- _What needs to be done_: Write out the entries below once more, exactly.
···
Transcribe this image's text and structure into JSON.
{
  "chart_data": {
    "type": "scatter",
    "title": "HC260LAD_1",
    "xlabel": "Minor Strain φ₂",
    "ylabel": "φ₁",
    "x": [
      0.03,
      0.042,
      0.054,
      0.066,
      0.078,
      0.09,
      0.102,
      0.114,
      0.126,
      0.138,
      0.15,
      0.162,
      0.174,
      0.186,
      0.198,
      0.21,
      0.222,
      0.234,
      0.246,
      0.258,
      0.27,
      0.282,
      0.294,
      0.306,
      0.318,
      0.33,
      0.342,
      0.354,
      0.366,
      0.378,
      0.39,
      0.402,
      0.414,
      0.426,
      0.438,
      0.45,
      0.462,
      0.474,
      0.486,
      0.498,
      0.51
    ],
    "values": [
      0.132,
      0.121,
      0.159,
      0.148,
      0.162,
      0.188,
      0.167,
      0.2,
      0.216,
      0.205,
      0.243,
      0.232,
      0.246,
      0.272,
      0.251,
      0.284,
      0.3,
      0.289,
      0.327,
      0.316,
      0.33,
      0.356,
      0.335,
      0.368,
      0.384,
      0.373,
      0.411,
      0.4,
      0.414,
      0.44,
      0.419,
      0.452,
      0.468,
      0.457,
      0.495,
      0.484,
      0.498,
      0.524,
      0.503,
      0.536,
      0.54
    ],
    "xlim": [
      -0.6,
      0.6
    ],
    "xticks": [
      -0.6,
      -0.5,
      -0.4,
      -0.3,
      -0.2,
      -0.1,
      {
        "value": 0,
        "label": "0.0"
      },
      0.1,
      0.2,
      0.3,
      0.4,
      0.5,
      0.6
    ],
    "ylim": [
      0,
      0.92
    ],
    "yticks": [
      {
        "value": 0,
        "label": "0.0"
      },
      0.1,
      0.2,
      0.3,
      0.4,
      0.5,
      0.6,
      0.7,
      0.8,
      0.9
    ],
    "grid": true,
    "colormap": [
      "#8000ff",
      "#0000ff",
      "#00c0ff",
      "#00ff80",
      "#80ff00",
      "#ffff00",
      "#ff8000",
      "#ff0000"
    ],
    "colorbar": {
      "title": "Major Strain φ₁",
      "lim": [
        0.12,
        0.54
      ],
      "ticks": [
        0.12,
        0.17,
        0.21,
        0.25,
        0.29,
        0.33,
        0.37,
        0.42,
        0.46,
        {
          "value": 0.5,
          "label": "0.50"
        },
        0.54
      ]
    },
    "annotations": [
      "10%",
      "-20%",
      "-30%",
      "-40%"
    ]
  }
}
···
- _Answer in full_:
Transcribe this image's text and structure into JSON.
{
  "chart_data": {
    "type": "scatter",
    "title": "HC260LAD_1",
    "xlabel": "Minor Strain φ₂",
    "ylabel": "φ₁",
    "x": [
      0.03,
      0.042,
      0.054,
      0.066,
      0.078,
      0.09,
      0.102,
      0.114,
      0.126,
      0.138,
      0.15,
      0.162,
      0.174,
      0.186,
      0.198,
      0.21,
      0.222,
      0.234,
      0.246,
      0.258,
      0.27,
      0.282,
      0.294,
      0.306,
      0.318,
      0.33,
      0.342,
      0.354,
      0.366,
      0.378,
      0.39,
      0.402,
      0.414,
      0.426,
      0.438,
      0.45,
      0.462,
      0.474,
      0.486,
      0.498,
      0.51
    ],
    "values": [
      0.132,
      0.121,
      0.159,
      0.148,
      0.162,
      0.188,
      0.167,
      0.2,
      0.216,
      0.205,
      0.243,
      0.232,
      0.246,
      0.272,
      0.251,
      0.284,
      0.3,
      0.289,
      0.327,
      0.316,
      0.33,
      0.356,
      0.335,
      0.368,
      0.384,
      0.373,
      0.411,
      0.4,
      0.414,
      0.44,
      0.419,
      0.452,
      0.468,
      0.457,
      0.495,
      0.484,
      0.498,
      0.524,
      0.503,
      0.536,
      0.54
    ],
    "xlim": [
      -0.6,
      0.6
    ],
    "xticks": [
      -0.6,
      -0.5,
      -0.4,
      -0.3,
      -0.2,
      -0.1,
      {
        "value": 0,
        "label": "0.0"
      },
      0.1,
      0.2,
      0.3,
      0.4,
      0.5,
      0.6
    ],
    "ylim": [
      0,
      0.92
    ],
    "yticks": [
      {
        "value": 0,
        "label": "0.0"
      },
      0.1,
      0.2,
      0.3,
      0.4,
      0.5,
      0.6,
      0.7,
      0.8,
      0.9
    ],
    "grid": true,
    "colormap": [
      "#8000ff",
      "#0000ff",
      "#00c0ff",
      "#00ff80",
      "#80ff00",
      "#ffff00",
      "#ff8000",
      "#ff0000"
    ],
    "colorbar": {
      "title": "Major Strain φ₁",
      "lim": [
        0.12,
        0.54
      ],
      "ticks": [
        0.12,
        0.17,
        0.21,
        0.25,
        0.29,
        0.33,
        0.37,
        0.42,
        0.46,
        {
          "value": 0.5,
          "label": "0.50"
        },
        0.54
      ]
    },
    "annotations": [
      "10%",
      "-20%",
      "-30%",
      "-40%"
    ]
  }
}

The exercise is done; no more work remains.